◆ **Task instructions**
Copy out all lines of the records in which the word "freebz" appears.

═════ Extracted entries

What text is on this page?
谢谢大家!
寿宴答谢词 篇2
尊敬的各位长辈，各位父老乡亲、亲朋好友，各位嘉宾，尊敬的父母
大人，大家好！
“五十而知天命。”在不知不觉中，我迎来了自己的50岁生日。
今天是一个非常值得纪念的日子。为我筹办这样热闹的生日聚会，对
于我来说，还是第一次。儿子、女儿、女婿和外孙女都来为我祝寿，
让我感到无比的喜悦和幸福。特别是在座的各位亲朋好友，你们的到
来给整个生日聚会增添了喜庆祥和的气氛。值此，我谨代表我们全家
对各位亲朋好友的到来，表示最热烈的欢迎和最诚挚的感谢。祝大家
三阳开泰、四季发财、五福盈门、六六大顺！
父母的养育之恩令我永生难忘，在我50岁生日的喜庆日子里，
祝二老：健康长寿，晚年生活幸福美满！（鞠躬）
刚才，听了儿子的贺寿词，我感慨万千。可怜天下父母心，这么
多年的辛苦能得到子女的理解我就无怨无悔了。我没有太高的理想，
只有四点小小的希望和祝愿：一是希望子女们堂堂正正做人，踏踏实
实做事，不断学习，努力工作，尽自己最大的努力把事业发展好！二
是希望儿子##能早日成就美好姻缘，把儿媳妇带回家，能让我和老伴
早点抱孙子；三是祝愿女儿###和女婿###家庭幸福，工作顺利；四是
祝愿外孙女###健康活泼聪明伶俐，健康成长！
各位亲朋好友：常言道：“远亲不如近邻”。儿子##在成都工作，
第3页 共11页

══════════
═════ Extracted entries

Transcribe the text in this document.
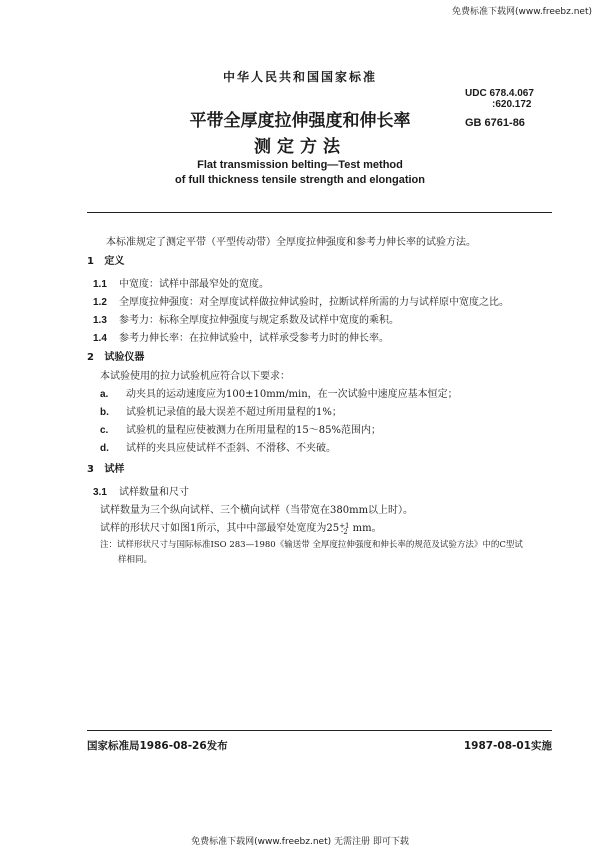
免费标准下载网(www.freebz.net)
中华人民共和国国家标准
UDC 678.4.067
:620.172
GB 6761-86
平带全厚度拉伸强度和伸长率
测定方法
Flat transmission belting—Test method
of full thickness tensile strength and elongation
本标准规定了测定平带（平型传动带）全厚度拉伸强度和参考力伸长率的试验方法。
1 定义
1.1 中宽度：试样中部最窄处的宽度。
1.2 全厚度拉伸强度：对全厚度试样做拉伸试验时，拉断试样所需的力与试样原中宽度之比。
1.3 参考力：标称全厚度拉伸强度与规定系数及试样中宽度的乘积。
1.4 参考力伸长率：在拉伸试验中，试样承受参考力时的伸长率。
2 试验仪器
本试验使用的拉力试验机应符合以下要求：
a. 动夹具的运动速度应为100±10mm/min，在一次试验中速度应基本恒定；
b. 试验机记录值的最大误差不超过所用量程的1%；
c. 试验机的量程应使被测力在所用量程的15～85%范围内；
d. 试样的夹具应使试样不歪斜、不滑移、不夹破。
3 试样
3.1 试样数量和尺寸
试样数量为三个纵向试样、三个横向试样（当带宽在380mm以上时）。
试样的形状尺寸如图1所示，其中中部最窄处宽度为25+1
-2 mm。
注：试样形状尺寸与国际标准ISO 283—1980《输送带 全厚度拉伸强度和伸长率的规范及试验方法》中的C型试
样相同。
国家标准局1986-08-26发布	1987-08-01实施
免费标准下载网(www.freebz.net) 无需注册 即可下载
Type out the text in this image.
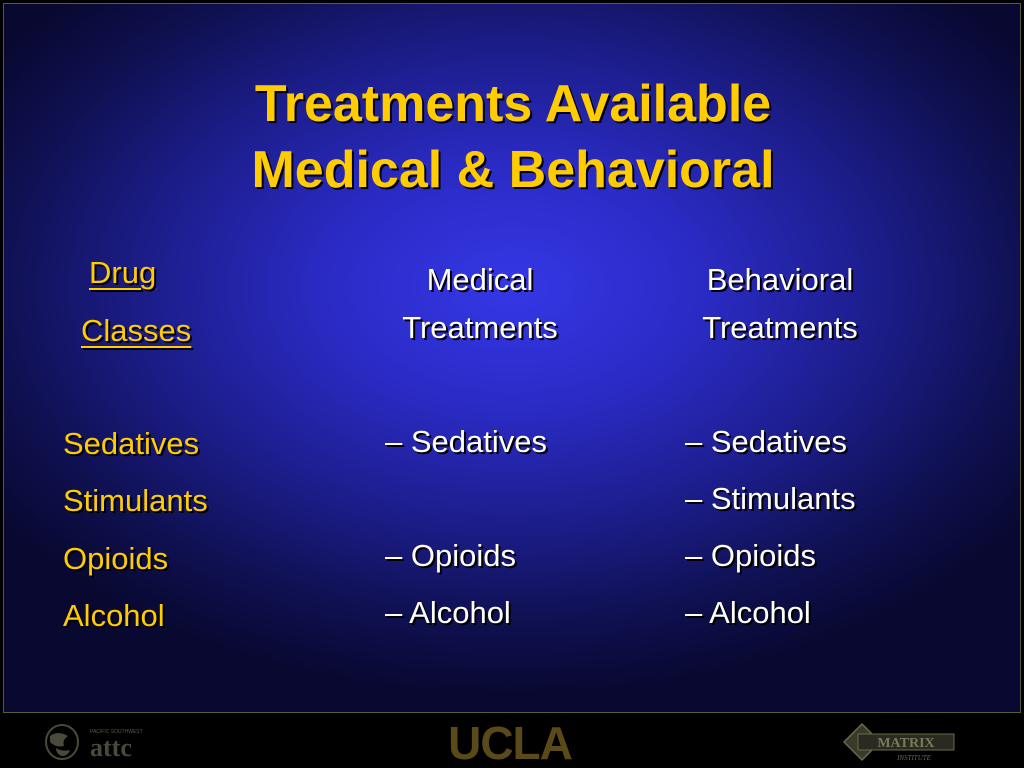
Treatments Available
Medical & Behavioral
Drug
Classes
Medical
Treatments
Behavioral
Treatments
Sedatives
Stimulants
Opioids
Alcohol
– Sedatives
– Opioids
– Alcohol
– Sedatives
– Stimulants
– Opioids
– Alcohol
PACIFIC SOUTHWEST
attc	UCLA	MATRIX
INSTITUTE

══════════

◆ **Reply to the task**
免费标准下载网(www.freebz.net)
免费标准下载网(www.freebz.net) 无需注册 即可下载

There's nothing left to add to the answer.